[Entries with figure data]
>> Start
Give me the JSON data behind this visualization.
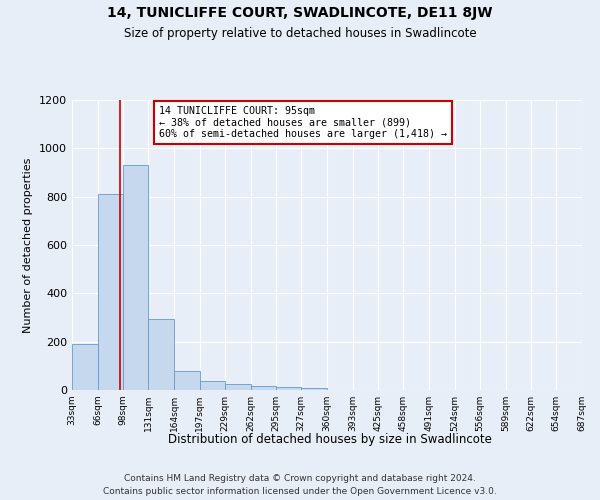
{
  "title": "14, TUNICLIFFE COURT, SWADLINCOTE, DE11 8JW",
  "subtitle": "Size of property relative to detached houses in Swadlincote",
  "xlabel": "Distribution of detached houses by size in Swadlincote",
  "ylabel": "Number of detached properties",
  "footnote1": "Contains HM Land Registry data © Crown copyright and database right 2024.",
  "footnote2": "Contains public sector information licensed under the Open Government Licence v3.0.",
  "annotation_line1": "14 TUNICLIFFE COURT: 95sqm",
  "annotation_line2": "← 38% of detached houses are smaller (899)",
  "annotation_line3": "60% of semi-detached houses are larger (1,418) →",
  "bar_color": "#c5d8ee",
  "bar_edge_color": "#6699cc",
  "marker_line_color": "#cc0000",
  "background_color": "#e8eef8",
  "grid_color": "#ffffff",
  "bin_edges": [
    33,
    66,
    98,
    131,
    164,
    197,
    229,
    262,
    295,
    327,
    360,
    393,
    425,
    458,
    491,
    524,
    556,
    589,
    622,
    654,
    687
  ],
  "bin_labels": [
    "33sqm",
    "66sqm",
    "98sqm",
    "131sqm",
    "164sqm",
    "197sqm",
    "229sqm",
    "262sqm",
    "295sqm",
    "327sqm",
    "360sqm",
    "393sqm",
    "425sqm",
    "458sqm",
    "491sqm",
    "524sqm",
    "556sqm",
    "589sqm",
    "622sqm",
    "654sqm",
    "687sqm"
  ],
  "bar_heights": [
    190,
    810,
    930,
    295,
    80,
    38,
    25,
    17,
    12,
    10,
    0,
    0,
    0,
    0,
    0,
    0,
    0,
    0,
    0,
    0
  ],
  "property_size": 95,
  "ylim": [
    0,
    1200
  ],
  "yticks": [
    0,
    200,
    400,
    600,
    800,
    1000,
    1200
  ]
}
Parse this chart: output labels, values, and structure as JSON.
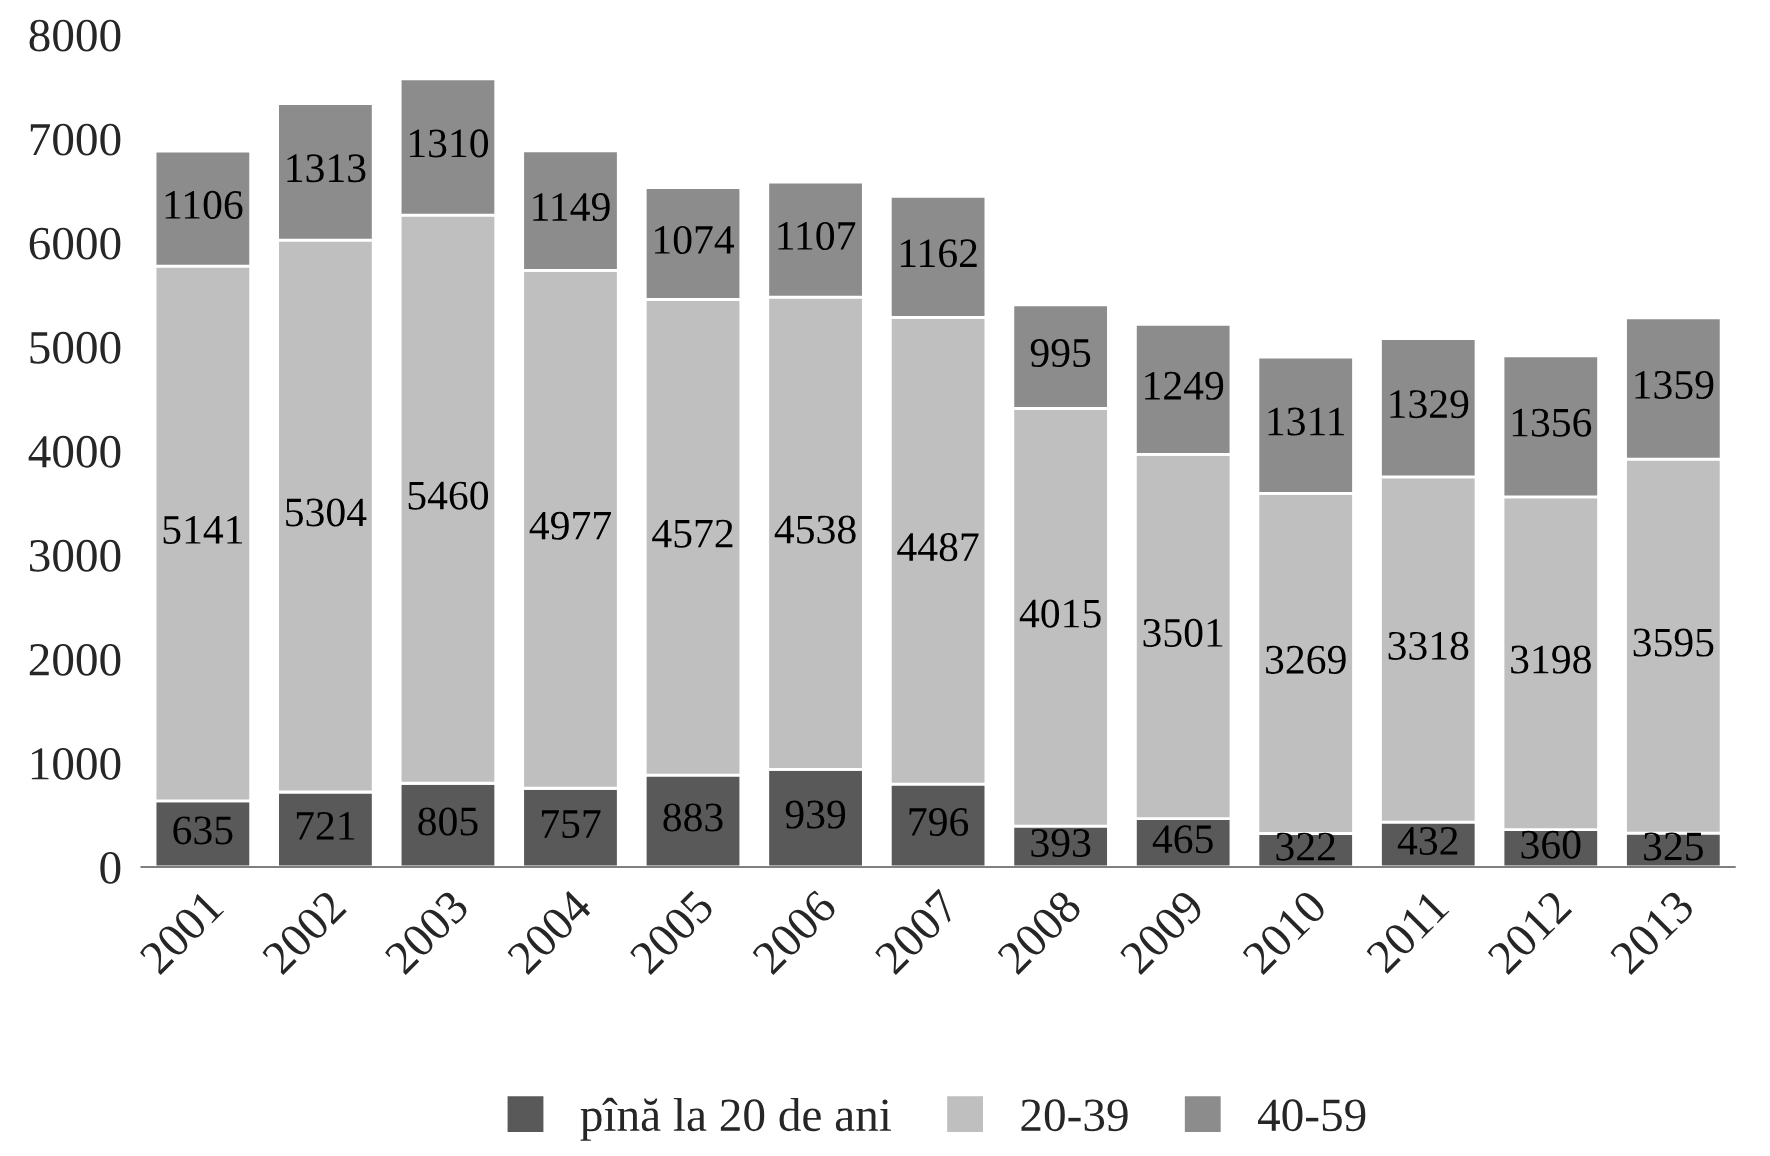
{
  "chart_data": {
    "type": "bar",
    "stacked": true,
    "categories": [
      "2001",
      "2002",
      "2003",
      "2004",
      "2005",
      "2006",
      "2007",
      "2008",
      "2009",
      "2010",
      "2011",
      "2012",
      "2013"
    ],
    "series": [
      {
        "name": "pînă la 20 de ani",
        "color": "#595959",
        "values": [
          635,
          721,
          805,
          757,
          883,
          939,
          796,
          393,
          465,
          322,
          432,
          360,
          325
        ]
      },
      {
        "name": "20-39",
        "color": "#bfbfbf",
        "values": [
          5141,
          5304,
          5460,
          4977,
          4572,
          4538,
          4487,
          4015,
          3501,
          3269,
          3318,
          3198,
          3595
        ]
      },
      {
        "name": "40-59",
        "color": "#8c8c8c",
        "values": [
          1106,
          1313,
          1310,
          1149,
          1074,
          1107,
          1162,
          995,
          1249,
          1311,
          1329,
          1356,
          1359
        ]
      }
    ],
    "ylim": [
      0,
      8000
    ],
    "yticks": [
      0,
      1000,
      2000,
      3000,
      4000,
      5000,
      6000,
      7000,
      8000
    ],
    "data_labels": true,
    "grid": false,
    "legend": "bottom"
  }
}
>> End
>> Start
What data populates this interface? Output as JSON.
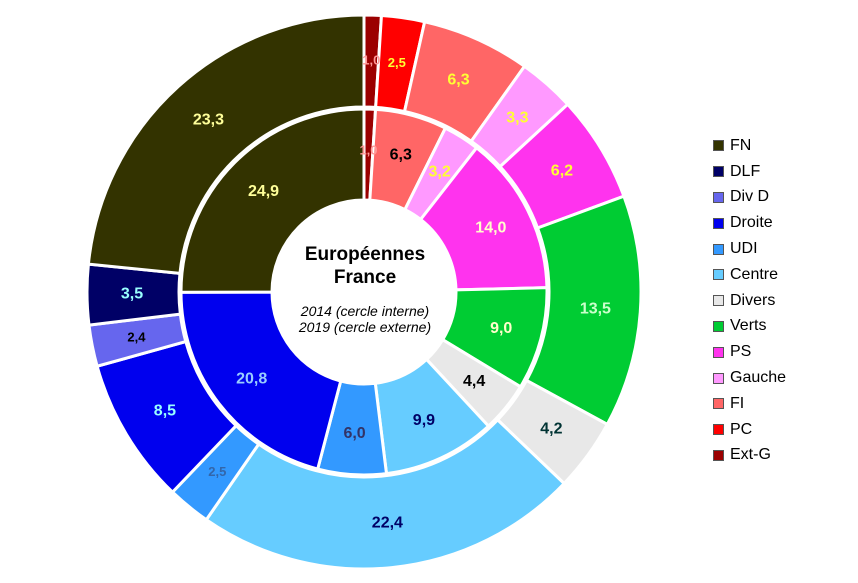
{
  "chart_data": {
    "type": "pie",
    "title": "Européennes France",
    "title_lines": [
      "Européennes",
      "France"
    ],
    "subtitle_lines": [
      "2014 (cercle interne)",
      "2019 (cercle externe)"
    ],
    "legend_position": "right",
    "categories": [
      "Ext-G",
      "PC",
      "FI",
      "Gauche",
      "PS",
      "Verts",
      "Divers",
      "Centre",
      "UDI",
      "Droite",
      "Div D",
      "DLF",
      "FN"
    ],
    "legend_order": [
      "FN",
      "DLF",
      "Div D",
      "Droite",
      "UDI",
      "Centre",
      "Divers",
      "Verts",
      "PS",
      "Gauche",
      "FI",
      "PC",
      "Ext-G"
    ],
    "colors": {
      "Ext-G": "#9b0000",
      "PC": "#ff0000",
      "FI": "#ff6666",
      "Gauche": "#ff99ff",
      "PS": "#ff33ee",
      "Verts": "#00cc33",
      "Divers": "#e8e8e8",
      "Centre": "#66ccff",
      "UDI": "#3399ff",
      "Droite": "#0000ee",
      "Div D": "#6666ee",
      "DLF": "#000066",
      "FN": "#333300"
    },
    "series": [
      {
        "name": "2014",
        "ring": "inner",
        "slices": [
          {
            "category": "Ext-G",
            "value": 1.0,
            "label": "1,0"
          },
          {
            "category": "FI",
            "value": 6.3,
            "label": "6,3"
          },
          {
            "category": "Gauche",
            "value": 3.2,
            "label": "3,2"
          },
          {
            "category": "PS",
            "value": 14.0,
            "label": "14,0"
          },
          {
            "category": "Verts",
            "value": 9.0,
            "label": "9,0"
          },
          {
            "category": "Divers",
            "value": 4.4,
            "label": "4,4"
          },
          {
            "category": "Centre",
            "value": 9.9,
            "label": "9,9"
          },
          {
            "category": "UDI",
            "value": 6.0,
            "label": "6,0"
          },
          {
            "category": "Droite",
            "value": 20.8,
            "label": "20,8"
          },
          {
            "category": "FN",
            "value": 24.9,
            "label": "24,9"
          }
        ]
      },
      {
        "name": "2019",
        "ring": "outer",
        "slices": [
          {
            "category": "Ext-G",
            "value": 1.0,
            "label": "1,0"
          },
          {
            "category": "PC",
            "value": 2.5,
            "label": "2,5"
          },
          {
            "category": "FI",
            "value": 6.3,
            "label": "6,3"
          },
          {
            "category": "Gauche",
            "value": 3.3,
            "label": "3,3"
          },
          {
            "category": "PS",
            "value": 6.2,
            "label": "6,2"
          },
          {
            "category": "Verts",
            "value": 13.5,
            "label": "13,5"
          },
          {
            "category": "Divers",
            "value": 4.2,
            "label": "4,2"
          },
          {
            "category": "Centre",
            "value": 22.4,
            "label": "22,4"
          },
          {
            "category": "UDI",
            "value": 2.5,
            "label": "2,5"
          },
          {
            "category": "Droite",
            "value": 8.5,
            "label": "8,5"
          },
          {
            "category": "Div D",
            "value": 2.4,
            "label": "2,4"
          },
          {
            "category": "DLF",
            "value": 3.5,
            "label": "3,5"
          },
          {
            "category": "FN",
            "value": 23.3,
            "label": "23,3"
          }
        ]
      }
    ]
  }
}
>> End
Find all lines where the word "right" appears. Copy them.

Completed exercise ::
  "footnote1": "Contains HM Land Registry data © Crown copyright and database right 2024.",
    "legend_position": "right",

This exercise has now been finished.